▸ **Task to carry out**
Each entry needs to be restated exactly as written.

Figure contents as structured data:
-- START --

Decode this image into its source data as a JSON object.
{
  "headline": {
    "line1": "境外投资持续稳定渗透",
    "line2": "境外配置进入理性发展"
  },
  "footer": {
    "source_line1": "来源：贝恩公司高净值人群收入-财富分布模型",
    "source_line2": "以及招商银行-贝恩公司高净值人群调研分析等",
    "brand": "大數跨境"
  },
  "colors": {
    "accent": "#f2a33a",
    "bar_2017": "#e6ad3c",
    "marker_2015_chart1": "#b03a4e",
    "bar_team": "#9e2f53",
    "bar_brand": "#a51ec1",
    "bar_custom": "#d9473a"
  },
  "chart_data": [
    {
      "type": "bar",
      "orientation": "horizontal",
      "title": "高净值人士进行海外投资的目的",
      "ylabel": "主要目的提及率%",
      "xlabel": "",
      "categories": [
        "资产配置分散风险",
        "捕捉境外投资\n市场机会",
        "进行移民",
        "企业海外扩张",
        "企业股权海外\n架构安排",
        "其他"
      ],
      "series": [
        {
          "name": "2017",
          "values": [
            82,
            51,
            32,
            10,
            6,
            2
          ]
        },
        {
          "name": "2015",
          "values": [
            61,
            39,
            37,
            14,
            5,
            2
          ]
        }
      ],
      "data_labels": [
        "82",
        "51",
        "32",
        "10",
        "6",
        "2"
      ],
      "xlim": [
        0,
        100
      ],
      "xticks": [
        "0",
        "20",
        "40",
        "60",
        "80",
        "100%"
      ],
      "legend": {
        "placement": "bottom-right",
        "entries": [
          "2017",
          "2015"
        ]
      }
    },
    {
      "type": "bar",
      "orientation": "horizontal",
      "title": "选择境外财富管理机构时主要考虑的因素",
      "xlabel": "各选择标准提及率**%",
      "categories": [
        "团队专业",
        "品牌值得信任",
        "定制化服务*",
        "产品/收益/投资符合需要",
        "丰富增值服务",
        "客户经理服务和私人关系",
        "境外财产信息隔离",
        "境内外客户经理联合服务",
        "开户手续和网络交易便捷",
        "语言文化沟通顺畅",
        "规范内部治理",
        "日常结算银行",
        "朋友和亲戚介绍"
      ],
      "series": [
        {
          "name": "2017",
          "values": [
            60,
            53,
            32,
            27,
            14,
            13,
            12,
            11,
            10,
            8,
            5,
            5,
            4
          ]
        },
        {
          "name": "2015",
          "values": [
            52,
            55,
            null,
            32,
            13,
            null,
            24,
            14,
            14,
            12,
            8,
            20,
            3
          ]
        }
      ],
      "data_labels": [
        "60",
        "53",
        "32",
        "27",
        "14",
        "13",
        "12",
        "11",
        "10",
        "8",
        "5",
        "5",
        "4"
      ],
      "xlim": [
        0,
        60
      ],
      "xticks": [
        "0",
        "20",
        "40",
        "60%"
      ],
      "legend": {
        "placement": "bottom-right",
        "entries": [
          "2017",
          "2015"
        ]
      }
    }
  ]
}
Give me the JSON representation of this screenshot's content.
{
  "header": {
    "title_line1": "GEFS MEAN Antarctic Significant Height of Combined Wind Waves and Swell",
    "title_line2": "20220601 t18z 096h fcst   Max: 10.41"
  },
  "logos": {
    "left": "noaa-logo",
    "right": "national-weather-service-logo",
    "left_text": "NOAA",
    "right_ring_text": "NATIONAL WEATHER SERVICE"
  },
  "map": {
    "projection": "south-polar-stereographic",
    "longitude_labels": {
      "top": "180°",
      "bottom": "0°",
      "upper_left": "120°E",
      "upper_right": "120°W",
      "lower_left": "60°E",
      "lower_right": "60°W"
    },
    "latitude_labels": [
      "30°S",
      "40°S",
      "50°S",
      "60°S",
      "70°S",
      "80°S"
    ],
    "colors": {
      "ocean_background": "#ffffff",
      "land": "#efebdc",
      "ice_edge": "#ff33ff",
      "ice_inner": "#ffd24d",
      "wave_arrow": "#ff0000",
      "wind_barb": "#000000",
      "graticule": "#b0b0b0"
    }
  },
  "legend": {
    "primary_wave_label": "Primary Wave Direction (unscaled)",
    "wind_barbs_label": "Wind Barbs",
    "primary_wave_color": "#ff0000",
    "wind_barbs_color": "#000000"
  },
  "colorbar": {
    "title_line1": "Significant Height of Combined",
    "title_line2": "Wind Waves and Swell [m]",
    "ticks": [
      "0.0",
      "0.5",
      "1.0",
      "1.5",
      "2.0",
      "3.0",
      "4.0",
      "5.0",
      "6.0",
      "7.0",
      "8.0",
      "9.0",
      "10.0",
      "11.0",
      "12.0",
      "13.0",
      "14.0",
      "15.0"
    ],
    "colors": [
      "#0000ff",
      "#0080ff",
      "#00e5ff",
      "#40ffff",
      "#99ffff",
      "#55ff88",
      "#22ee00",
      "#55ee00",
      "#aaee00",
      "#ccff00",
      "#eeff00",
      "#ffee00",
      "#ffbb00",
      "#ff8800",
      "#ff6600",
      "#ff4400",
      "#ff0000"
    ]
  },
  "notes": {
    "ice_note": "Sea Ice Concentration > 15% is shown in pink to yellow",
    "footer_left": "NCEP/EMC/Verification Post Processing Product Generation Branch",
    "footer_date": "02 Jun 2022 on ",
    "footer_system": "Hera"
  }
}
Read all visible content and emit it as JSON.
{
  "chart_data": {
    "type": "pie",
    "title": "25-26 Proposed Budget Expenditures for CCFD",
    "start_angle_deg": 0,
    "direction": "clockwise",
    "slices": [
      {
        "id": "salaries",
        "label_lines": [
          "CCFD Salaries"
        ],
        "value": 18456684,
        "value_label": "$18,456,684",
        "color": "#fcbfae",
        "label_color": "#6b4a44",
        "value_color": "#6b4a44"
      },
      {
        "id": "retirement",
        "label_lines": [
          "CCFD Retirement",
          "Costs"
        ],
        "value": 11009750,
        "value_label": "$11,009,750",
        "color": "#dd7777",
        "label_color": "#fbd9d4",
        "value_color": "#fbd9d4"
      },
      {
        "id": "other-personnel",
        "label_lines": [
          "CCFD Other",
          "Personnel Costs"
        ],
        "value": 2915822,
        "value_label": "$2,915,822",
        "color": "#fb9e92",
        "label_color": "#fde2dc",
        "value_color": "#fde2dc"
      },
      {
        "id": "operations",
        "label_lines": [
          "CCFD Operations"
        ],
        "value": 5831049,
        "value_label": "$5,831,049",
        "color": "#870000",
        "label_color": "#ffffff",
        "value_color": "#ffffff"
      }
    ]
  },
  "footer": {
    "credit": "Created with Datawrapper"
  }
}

-- END --

▸ **Task output**
Decode this image into its source data as a JSON object.
{
  "headline": {
    "line1": "境外投资持续稳定渗透",
    "line2": "境外配置进入理性发展"
  },
  "footer": {
    "source_line1": "来源：贝恩公司高净值人群收入-财富分布模型",
    "source_line2": "以及招商银行-贝恩公司高净值人群调研分析等",
    "brand": "大數跨境"
  },
  "colors": {
    "accent": "#f2a33a",
    "bar_2017": "#e6ad3c",
    "marker_2015_chart1": "#b03a4e",
    "bar_team": "#9e2f53",
    "bar_brand": "#a51ec1",
    "bar_custom": "#d9473a"
  },
  "chart_data": [
    {
      "type": "bar",
      "orientation": "horizontal",
      "title": "高净值人士进行海外投资的目的",
      "ylabel": "主要目的提及率%",
      "xlabel": "",
      "categories": [
        "资产配置分散风险",
        "捕捉境外投资\n市场机会",
        "进行移民",
        "企业海外扩张",
        "企业股权海外\n架构安排",
        "其他"
      ],
      "series": [
        {
          "name": "2017",
          "values": [
            82,
            51,
            32,
            10,
            6,
            2
          ]
        },
        {
          "name": "2015",
          "values": [
            61,
            39,
            37,
            14,
            5,
            2
          ]
        }
      ],
      "data_labels": [
        "82",
        "51",
        "32",
        "10",
        "6",
        "2"
      ],
      "xlim": [
        0,
        100
      ],
      "xticks": [
        "0",
        "20",
        "40",
        "60",
        "80",
        "100%"
      ],
      "legend": {
        "placement": "bottom-right",
        "entries": [
          "2017",
          "2015"
        ]
      }
    },
    {
      "type": "bar",
      "orientation": "horizontal",
      "title": "选择境外财富管理机构时主要考虑的因素",
      "xlabel": "各选择标准提及率**%",
      "categories": [
        "团队专业",
        "品牌值得信任",
        "定制化服务*",
        "产品/收益/投资符合需要",
        "丰富增值服务",
        "客户经理服务和私人关系",
        "境外财产信息隔离",
        "境内外客户经理联合服务",
        "开户手续和网络交易便捷",
        "语言文化沟通顺畅",
        "规范内部治理",
        "日常结算银行",
        "朋友和亲戚介绍"
      ],
      "series": [
        {
          "name": "2017",
          "values": [
            60,
            53,
            32,
            27,
            14,
            13,
            12,
            11,
            10,
            8,
            5,
            5,
            4
          ]
        },
        {
          "name": "2015",
          "values": [
            52,
            55,
            null,
            32,
            13,
            null,
            24,
            14,
            14,
            12,
            8,
            20,
            3
          ]
        }
      ],
      "data_labels": [
        "60",
        "53",
        "32",
        "27",
        "14",
        "13",
        "12",
        "11",
        "10",
        "8",
        "5",
        "5",
        "4"
      ],
      "xlim": [
        0,
        60
      ],
      "xticks": [
        "0",
        "20",
        "40",
        "60%"
      ],
      "legend": {
        "placement": "bottom-right",
        "entries": [
          "2017",
          "2015"
        ]
      }
    }
  ]
}
Give me the JSON representation of this screenshot's content.
{
  "header": {
    "title_line1": "GEFS MEAN Antarctic Significant Height of Combined Wind Waves and Swell",
    "title_line2": "20220601 t18z 096h fcst   Max: 10.41"
  },
  "logos": {
    "left": "noaa-logo",
    "right": "national-weather-service-logo",
    "left_text": "NOAA",
    "right_ring_text": "NATIONAL WEATHER SERVICE"
  },
  "map": {
    "projection": "south-polar-stereographic",
    "longitude_labels": {
      "top": "180°",
      "bottom": "0°",
      "upper_left": "120°E",
      "upper_right": "120°W",
      "lower_left": "60°E",
      "lower_right": "60°W"
    },
    "latitude_labels": [
      "30°S",
      "40°S",
      "50°S",
      "60°S",
      "70°S",
      "80°S"
    ],
    "colors": {
      "ocean_background": "#ffffff",
      "land": "#efebdc",
      "ice_edge": "#ff33ff",
      "ice_inner": "#ffd24d",
      "wave_arrow": "#ff0000",
      "wind_barb": "#000000",
      "graticule": "#b0b0b0"
    }
  },
  "legend": {
    "primary_wave_label": "Primary Wave Direction (unscaled)",
    "wind_barbs_label": "Wind Barbs",
    "primary_wave_color": "#ff0000",
    "wind_barbs_color": "#000000"
  },
  "colorbar": {
    "title_line1": "Significant Height of Combined",
    "title_line2": "Wind Waves and Swell [m]",
    "ticks": [
      "0.0",
      "0.5",
      "1.0",
      "1.5",
      "2.0",
      "3.0",
      "4.0",
      "5.0",
      "6.0",
      "7.0",
      "8.0",
      "9.0",
      "10.0",
      "11.0",
      "12.0",
      "13.0",
      "14.0",
      "15.0"
    ],
    "colors": [
      "#0000ff",
      "#0080ff",
      "#00e5ff",
      "#40ffff",
      "#99ffff",
      "#55ff88",
      "#22ee00",
      "#55ee00",
      "#aaee00",
      "#ccff00",
      "#eeff00",
      "#ffee00",
      "#ffbb00",
      "#ff8800",
      "#ff6600",
      "#ff4400",
      "#ff0000"
    ]
  },
  "notes": {
    "ice_note": "Sea Ice Concentration > 15% is shown in pink to yellow",
    "footer_left": "NCEP/EMC/Verification Post Processing Product Generation Branch",
    "footer_date": "02 Jun 2022 on ",
    "footer_system": "Hera"
  }
}
Read all visible content and emit it as JSON.
{
  "chart_data": {
    "type": "pie",
    "title": "25-26 Proposed Budget Expenditures for CCFD",
    "start_angle_deg": 0,
    "direction": "clockwise",
    "slices": [
      {
        "id": "salaries",
        "label_lines": [
          "CCFD Salaries"
        ],
        "value": 18456684,
        "value_label": "$18,456,684",
        "color": "#fcbfae",
        "label_color": "#6b4a44",
        "value_color": "#6b4a44"
      },
      {
        "id": "retirement",
        "label_lines": [
          "CCFD Retirement",
          "Costs"
        ],
        "value": 11009750,
        "value_label": "$11,009,750",
        "color": "#dd7777",
        "label_color": "#fbd9d4",
        "value_color": "#fbd9d4"
      },
      {
        "id": "other-personnel",
        "label_lines": [
          "CCFD Other",
          "Personnel Costs"
        ],
        "value": 2915822,
        "value_label": "$2,915,822",
        "color": "#fb9e92",
        "label_color": "#fde2dc",
        "value_color": "#fde2dc"
      },
      {
        "id": "operations",
        "label_lines": [
          "CCFD Operations"
        ],
        "value": 5831049,
        "value_label": "$5,831,049",
        "color": "#870000",
        "label_color": "#ffffff",
        "value_color": "#ffffff"
      }
    ]
  },
  "footer": {
    "credit": "Created with Datawrapper"
  }
}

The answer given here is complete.